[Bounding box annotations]

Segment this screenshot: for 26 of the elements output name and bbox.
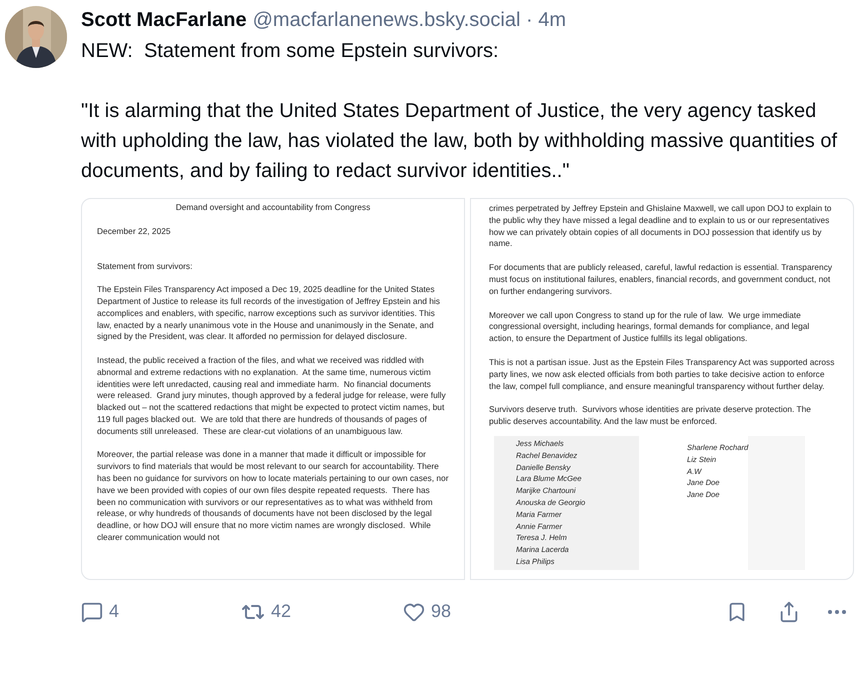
author-name[interactable]: Scott MacFarlane: [81, 6, 247, 34]
heart-icon: [403, 600, 425, 622]
more-icon: [828, 610, 846, 614]
document-paragraph: Moreover, the partial release was done in a manner that made it difficult or impossible for survivors to find materials that would be most relevant to our search for accountability. There has been no guidance for survivors on how to locate materials pertaining to our own cases, nor have we been provided with copies of our own files despite repeated requests. There has been no communication with survivors or our representatives as to what was withheld from release, or why hundreds of thousands of documents have not been disclosed by the legal deadline, or how DOJ will ensure that no more victim names are wrongly disclosed. While clearer communication would not: [97, 449, 449, 544]
document-image[interactable]: [470, 198, 854, 580]
more-button[interactable]: [828, 610, 846, 614]
document-title: Demand oversight and accountability from Congress: [174, 202, 372, 214]
document-paragraph: For documents that are publicly released, careful, lawful redaction is essential. Transparency must focus on institutional failures, enablers, financial records, and government conduct, not on further endangering survivors.: [489, 262, 834, 298]
like-button[interactable]: 98: [403, 598, 452, 625]
document-paragraph: Instead, the public received a fraction of the files, and what we received was riddled with abnormal and extreme redactions with no explanation. At the same time, numerous victim identities were left unredacted, causing real and immediate harm. No financial documents were released. Grand jury minutes, though approved by a federal judge for release, were fully blacked out – not the scattered redactions that might be expected to protect victim names, but 119 full pages blacked out. We are told that there are hundreds of thousands of pages of documents still unreleased. These are clear-cut violations of an unambiguous law.: [97, 354, 447, 438]
share-icon: [778, 600, 800, 622]
document-paragraph: Moreover we call upon Congress to stand up for the rule of law. We urge immediate congressional oversight, including hearings, formal demands for compliance, and legal action, to ensure the Department of Justice fulfills its legal obligations.: [489, 310, 810, 345]
document-paragraph: Statement from survivors:: [97, 260, 194, 272]
document-image[interactable]: [81, 198, 465, 580]
comment-icon: [81, 600, 103, 622]
post-text: "It is alarming that the United States Department of Justice, the very agency tasked with upholding the law, has violated the law, both by withholding massive quantities of documents, and by failing to redact survivor identities..": [81, 99, 838, 184]
document-paragraph: crimes perpetrated by Jeffrey Epstein and Ghislaine Maxwell, we call upon DOJ to explain to the public why they have missed a legal deadline and to explain to us or our representatives how we can privately obtain copies of all documents in DOJ possession that identify us by name.: [489, 203, 832, 250]
document-paragraph: This is not a partisan issue. Just as the Epstein Files Transparency Act was supported across party lines, we now ask elected officials from both parties to take decisive action to enforce the law, compel full compliance, and ensure meaningful transparency without further delay.: [489, 356, 835, 392]
document-date: December 22, 2025: [97, 226, 172, 238]
post-meta: @macfarlanenews.bsky.social · 4m: [252, 8, 566, 33]
reply-button[interactable]: 4: [81, 598, 241, 625]
repost-button[interactable]: 42: [241, 598, 403, 625]
share-button[interactable]: [778, 600, 800, 622]
post-text: NEW: Statement from some Epstein survivors:: [81, 39, 500, 64]
document-paragraph: The Epstein Files Transparency Act imposed a Dec 19, 2025 deadline for the United States Department of Justice to release its full records of the investigation of Jeffrey Epstein and his accomplices and enablers, with specific, narrow exceptions such as survivor identities. This law, enacted by a nearly unanimous vote in the House and unanimously in the Senate, and signed by the President, was clear. It afforded no permission for delayed disclosure.: [97, 284, 441, 344]
document-paragraph: Survivors deserve truth. Survivors whose identities are private deserve protection. The public deserves accountability. And the law must be enforced.: [489, 404, 812, 428]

Your goal: Reproduce every item above line for line, leaving out the pictures.

Written solution:
Segment this screenshot: for 26 of the elements output name and bbox.
author-name[interactable]: Scott MacFarlane: [81, 6, 247, 34]
heart-icon: [403, 600, 425, 622]
more-icon: [828, 610, 846, 614]
document-paragraph: Moreover, the partial release was done in a manner that made it difficult or impossible for survivors to find materials that would be most relevant to our search for accountability. There has been no guidance for survivors on how to locate materials pertaining to our own cases, nor have we been provided with copies of our own files despite repeated requests. There has been no communication with survivors or our representatives as to what was withheld from release, or why hundreds of thousands of documents have not been disclosed by the legal deadline, or how DOJ will ensure that no more victim names are wrongly disclosed. While clearer communication would not: [97, 449, 449, 544]
document-image[interactable]: [470, 198, 854, 580]
more-button[interactable]: [828, 610, 846, 614]
document-title: Demand oversight and accountability from Congress: [174, 202, 372, 214]
document-paragraph: For documents that are publicly released, careful, lawful redaction is essential. Transparency must focus on institutional failures, enablers, financial records, and government conduct, not on further endangering survivors.: [489, 262, 834, 298]
like-button[interactable]: 98: [403, 598, 452, 625]
document-paragraph: Instead, the public received a fraction of the files, and what we received was riddled with abnormal and extreme redactions with no explanation. At the same time, numerous victim identities were left unredacted, causing real and immediate harm. No financial documents were released. Grand jury minutes, though approved by a federal judge for release, were fully blacked out – not the scattered redactions that might be expected to protect victim names, but 119 full pages blacked out. We are told that there are hundreds of thousands of pages of documents still unreleased. These are clear-cut violations of an unambiguous law.: [97, 354, 447, 438]
share-icon: [778, 600, 800, 622]
document-paragraph: Moreover we call upon Congress to stand up for the rule of law. We urge immediate congressional oversight, including hearings, formal demands for compliance, and legal action, to ensure the Department of Justice fulfills its legal obligations.: [489, 310, 810, 345]
document-paragraph: Statement from survivors:: [97, 260, 194, 272]
document-image[interactable]: [81, 198, 465, 580]
comment-icon: [81, 600, 103, 622]
post-text: "It is alarming that the United States Department of Justice, the very agency tasked with upholding the law, has violated the law, both by withholding massive quantities of documents, and by failing to redact survivor identities..": [81, 99, 838, 184]
document-paragraph: crimes perpetrated by Jeffrey Epstein and Ghislaine Maxwell, we call upon DOJ to explain to the public why they have missed a legal deadline and to explain to us or our representatives how we can privately obtain copies of all documents in DOJ possession that identify us by name.: [489, 203, 832, 250]
document-paragraph: This is not a partisan issue. Just as the Epstein Files Transparency Act was supported across party lines, we now ask elected officials from both parties to take decisive action to enforce the law, compel full compliance, and ensure meaningful transparency without further delay.: [489, 356, 835, 392]
document-date: December 22, 2025: [97, 226, 172, 238]
post-meta: @macfarlanenews.bsky.social · 4m: [252, 8, 566, 33]
reply-button[interactable]: 4: [81, 598, 241, 625]
repost-button[interactable]: 42: [241, 598, 403, 625]
share-button[interactable]: [778, 600, 800, 622]
post-text: NEW: Statement from some Epstein survivors:: [81, 39, 500, 64]
document-paragraph: The Epstein Files Transparency Act imposed a Dec 19, 2025 deadline for the United States Department of Justice to release its full records of the investigation of Jeffrey Epstein and his accomplices and enablers, with specific, narrow exceptions such as survivor identities. This law, enacted by a nearly unanimous vote in the House and unanimously in the Senate, and signed by the President, was clear. It afforded no permission for delayed disclosure.: [97, 284, 441, 344]
document-paragraph: Survivors deserve truth. Survivors whose identities are private deserve protection. The public deserves accountability. And the law must be enforced.: [489, 404, 812, 428]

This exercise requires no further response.